_To do_. Reproduce each line exactly, including spacing and punctuation.

_Data for this exercise_.
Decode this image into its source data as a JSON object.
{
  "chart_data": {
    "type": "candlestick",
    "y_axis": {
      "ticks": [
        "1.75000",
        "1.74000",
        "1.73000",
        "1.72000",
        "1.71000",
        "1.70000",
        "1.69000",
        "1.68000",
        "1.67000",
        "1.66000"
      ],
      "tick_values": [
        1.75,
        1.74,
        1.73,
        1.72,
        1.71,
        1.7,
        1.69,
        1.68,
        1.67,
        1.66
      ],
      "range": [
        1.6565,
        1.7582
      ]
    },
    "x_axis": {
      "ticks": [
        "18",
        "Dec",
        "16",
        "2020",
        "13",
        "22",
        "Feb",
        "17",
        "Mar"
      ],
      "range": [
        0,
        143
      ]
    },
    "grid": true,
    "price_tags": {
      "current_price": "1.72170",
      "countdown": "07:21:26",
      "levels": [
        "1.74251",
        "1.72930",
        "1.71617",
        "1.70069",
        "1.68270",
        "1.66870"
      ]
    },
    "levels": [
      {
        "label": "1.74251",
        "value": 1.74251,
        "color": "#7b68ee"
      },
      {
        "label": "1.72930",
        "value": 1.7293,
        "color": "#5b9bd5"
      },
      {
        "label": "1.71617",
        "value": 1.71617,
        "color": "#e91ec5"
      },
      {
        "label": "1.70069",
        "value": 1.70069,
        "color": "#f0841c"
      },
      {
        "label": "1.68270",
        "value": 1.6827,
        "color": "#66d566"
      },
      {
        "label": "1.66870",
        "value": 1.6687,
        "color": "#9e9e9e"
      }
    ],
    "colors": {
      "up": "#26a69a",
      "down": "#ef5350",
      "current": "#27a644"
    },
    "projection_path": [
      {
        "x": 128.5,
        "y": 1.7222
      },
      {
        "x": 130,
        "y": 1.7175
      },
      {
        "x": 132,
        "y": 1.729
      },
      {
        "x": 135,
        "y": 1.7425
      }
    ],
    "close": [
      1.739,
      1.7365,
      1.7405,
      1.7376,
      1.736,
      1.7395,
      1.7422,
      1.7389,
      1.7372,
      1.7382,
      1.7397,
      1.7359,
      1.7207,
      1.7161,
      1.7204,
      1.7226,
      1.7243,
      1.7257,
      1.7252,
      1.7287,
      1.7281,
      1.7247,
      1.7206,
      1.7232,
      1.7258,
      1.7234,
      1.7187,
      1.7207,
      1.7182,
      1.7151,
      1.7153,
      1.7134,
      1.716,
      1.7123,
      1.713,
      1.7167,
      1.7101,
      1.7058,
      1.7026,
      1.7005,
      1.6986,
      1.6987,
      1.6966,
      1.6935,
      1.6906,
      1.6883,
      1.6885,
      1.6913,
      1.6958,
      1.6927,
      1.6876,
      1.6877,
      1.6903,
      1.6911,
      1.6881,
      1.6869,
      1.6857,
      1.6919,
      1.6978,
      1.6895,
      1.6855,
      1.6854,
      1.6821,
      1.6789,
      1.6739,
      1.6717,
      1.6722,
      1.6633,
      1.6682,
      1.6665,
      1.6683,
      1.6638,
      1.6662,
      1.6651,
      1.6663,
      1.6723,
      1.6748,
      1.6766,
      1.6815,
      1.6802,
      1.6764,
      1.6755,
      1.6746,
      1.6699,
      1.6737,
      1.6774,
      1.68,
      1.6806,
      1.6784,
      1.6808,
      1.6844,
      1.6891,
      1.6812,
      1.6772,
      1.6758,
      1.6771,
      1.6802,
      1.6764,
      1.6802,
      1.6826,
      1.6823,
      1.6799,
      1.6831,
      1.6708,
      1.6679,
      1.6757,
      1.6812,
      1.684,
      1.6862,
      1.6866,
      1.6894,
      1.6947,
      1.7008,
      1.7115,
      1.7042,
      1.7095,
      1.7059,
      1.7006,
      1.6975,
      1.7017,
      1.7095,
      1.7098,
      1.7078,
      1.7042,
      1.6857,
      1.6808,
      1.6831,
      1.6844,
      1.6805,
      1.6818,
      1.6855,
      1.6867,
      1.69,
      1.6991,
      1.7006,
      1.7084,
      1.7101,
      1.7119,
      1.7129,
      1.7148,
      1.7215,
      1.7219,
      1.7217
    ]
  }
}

_Completed task_.
Decode this image into its source data as a JSON object.
{
  "chart_data": {
    "type": "candlestick",
    "y_axis": {
      "ticks": [
        "1.75000",
        "1.74000",
        "1.73000",
        "1.72000",
        "1.71000",
        "1.70000",
        "1.69000",
        "1.68000",
        "1.67000",
        "1.66000"
      ],
      "tick_values": [
        1.75,
        1.74,
        1.73,
        1.72,
        1.71,
        1.7,
        1.69,
        1.68,
        1.67,
        1.66
      ],
      "range": [
        1.6565,
        1.7582
      ]
    },
    "x_axis": {
      "ticks": [
        "18",
        "Dec",
        "16",
        "2020",
        "13",
        "22",
        "Feb",
        "17",
        "Mar"
      ],
      "range": [
        0,
        143
      ]
    },
    "grid": true,
    "price_tags": {
      "current_price": "1.72170",
      "countdown": "07:21:26",
      "levels": [
        "1.74251",
        "1.72930",
        "1.71617",
        "1.70069",
        "1.68270",
        "1.66870"
      ]
    },
    "levels": [
      {
        "label": "1.74251",
        "value": 1.74251,
        "color": "#7b68ee"
      },
      {
        "label": "1.72930",
        "value": 1.7293,
        "color": "#5b9bd5"
      },
      {
        "label": "1.71617",
        "value": 1.71617,
        "color": "#e91ec5"
      },
      {
        "label": "1.70069",
        "value": 1.70069,
        "color": "#f0841c"
      },
      {
        "label": "1.68270",
        "value": 1.6827,
        "color": "#66d566"
      },
      {
        "label": "1.66870",
        "value": 1.6687,
        "color": "#9e9e9e"
      }
    ],
    "colors": {
      "up": "#26a69a",
      "down": "#ef5350",
      "current": "#27a644"
    },
    "projection_path": [
      {
        "x": 128.5,
        "y": 1.7222
      },
      {
        "x": 130,
        "y": 1.7175
      },
      {
        "x": 132,
        "y": 1.729
      },
      {
        "x": 135,
        "y": 1.7425
      }
    ],
    "close": [
      1.739,
      1.7365,
      1.7405,
      1.7376,
      1.736,
      1.7395,
      1.7422,
      1.7389,
      1.7372,
      1.7382,
      1.7397,
      1.7359,
      1.7207,
      1.7161,
      1.7204,
      1.7226,
      1.7243,
      1.7257,
      1.7252,
      1.7287,
      1.7281,
      1.7247,
      1.7206,
      1.7232,
      1.7258,
      1.7234,
      1.7187,
      1.7207,
      1.7182,
      1.7151,
      1.7153,
      1.7134,
      1.716,
      1.7123,
      1.713,
      1.7167,
      1.7101,
      1.7058,
      1.7026,
      1.7005,
      1.6986,
      1.6987,
      1.6966,
      1.6935,
      1.6906,
      1.6883,
      1.6885,
      1.6913,
      1.6958,
      1.6927,
      1.6876,
      1.6877,
      1.6903,
      1.6911,
      1.6881,
      1.6869,
      1.6857,
      1.6919,
      1.6978,
      1.6895,
      1.6855,
      1.6854,
      1.6821,
      1.6789,
      1.6739,
      1.6717,
      1.6722,
      1.6633,
      1.6682,
      1.6665,
      1.6683,
      1.6638,
      1.6662,
      1.6651,
      1.6663,
      1.6723,
      1.6748,
      1.6766,
      1.6815,
      1.6802,
      1.6764,
      1.6755,
      1.6746,
      1.6699,
      1.6737,
      1.6774,
      1.68,
      1.6806,
      1.6784,
      1.6808,
      1.6844,
      1.6891,
      1.6812,
      1.6772,
      1.6758,
      1.6771,
      1.6802,
      1.6764,
      1.6802,
      1.6826,
      1.6823,
      1.6799,
      1.6831,
      1.6708,
      1.6679,
      1.6757,
      1.6812,
      1.684,
      1.6862,
      1.6866,
      1.6894,
      1.6947,
      1.7008,
      1.7115,
      1.7042,
      1.7095,
      1.7059,
      1.7006,
      1.6975,
      1.7017,
      1.7095,
      1.7098,
      1.7078,
      1.7042,
      1.6857,
      1.6808,
      1.6831,
      1.6844,
      1.6805,
      1.6818,
      1.6855,
      1.6867,
      1.69,
      1.6991,
      1.7006,
      1.7084,
      1.7101,
      1.7119,
      1.7129,
      1.7148,
      1.7215,
      1.7219,
      1.7217
    ]
  }
}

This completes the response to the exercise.